start PROVIDED ENTRIES

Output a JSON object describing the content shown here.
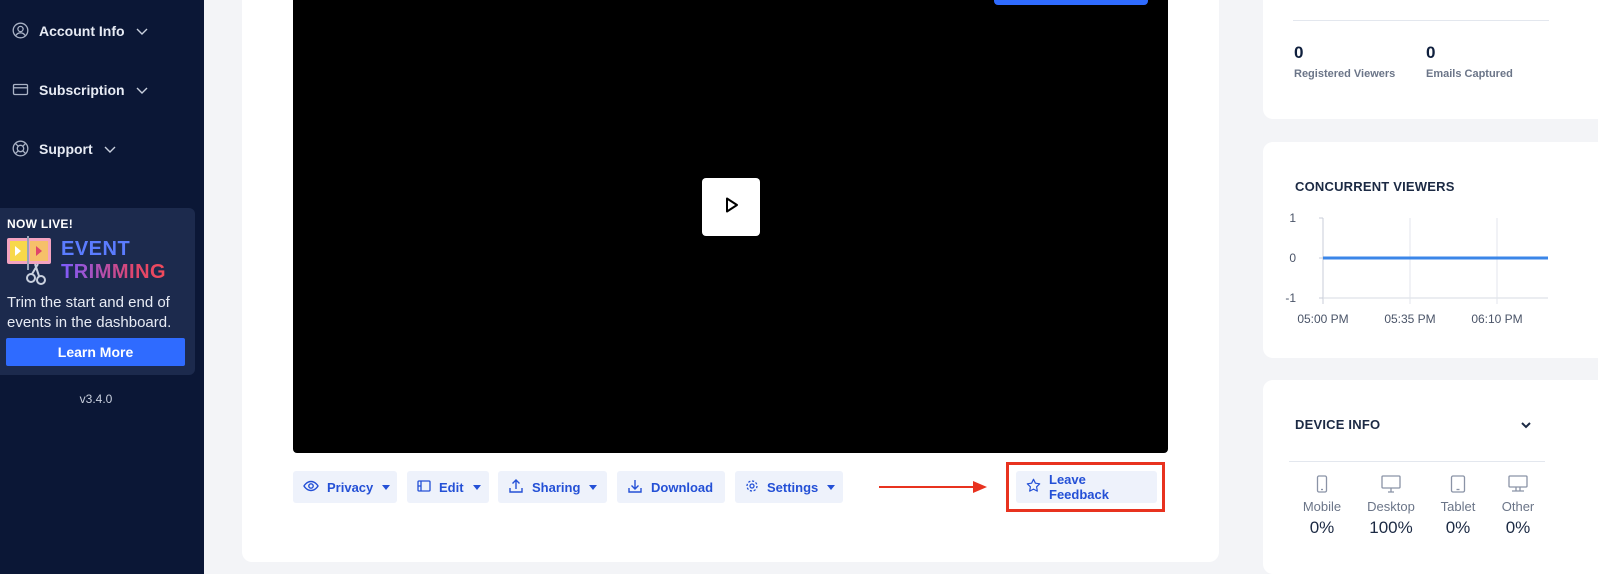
{
  "sidebar": {
    "items": [
      {
        "label": "Account Info",
        "icon": "user-circle-icon"
      },
      {
        "label": "Subscription",
        "icon": "credit-card-icon"
      },
      {
        "label": "Support",
        "icon": "lifebuoy-icon"
      }
    ],
    "promo": {
      "badge": "NOW LIVE!",
      "title_line1": "EVENT",
      "title_line2": "TRIMMING",
      "description": "Trim the start and end of events in the dashboard.",
      "button": "Learn More"
    },
    "version": "v3.4.0"
  },
  "toolbar": {
    "privacy": "Privacy",
    "edit": "Edit",
    "sharing": "Sharing",
    "download": "Download",
    "settings": "Settings",
    "feedback": "Leave Feedback"
  },
  "stats": {
    "registered_value": "0",
    "registered_label": "Registered Viewers",
    "emails_value": "0",
    "emails_label": "Emails Captured"
  },
  "chart_data": {
    "type": "line",
    "title": "CONCURRENT VIEWERS",
    "x": [
      "05:00 PM",
      "05:35 PM",
      "06:10 PM"
    ],
    "series": [
      {
        "values": [
          0,
          0,
          0,
          0
        ]
      }
    ],
    "ylim": [
      -1,
      1
    ],
    "yticks": [
      "1",
      "0",
      "-1"
    ],
    "grid": true,
    "color": "#3b86e8"
  },
  "device_info": {
    "title": "DEVICE INFO",
    "devices": [
      {
        "label": "Mobile",
        "value": "0%",
        "icon": "mobile-icon"
      },
      {
        "label": "Desktop",
        "value": "100%",
        "icon": "desktop-icon"
      },
      {
        "label": "Tablet",
        "value": "0%",
        "icon": "tablet-icon"
      },
      {
        "label": "Other",
        "value": "0%",
        "icon": "monitor-icon"
      }
    ]
  },
  "colors": {
    "sidebar_bg": "#0b1736",
    "accent": "#2f6bff",
    "highlight": "#e8321f"
  }
}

end PROVIDED ENTRIES

YOUR GOAL: Pick out the lines containing the string "icon".

THE COMPLETED TASK:
        "icon": "user-circle-icon"
        "icon": "credit-card-icon"
        "icon": "lifebuoy-icon"
        "icon": "mobile-icon"
        "icon": "desktop-icon"
        "icon": "tablet-icon"
        "icon": "monitor-icon"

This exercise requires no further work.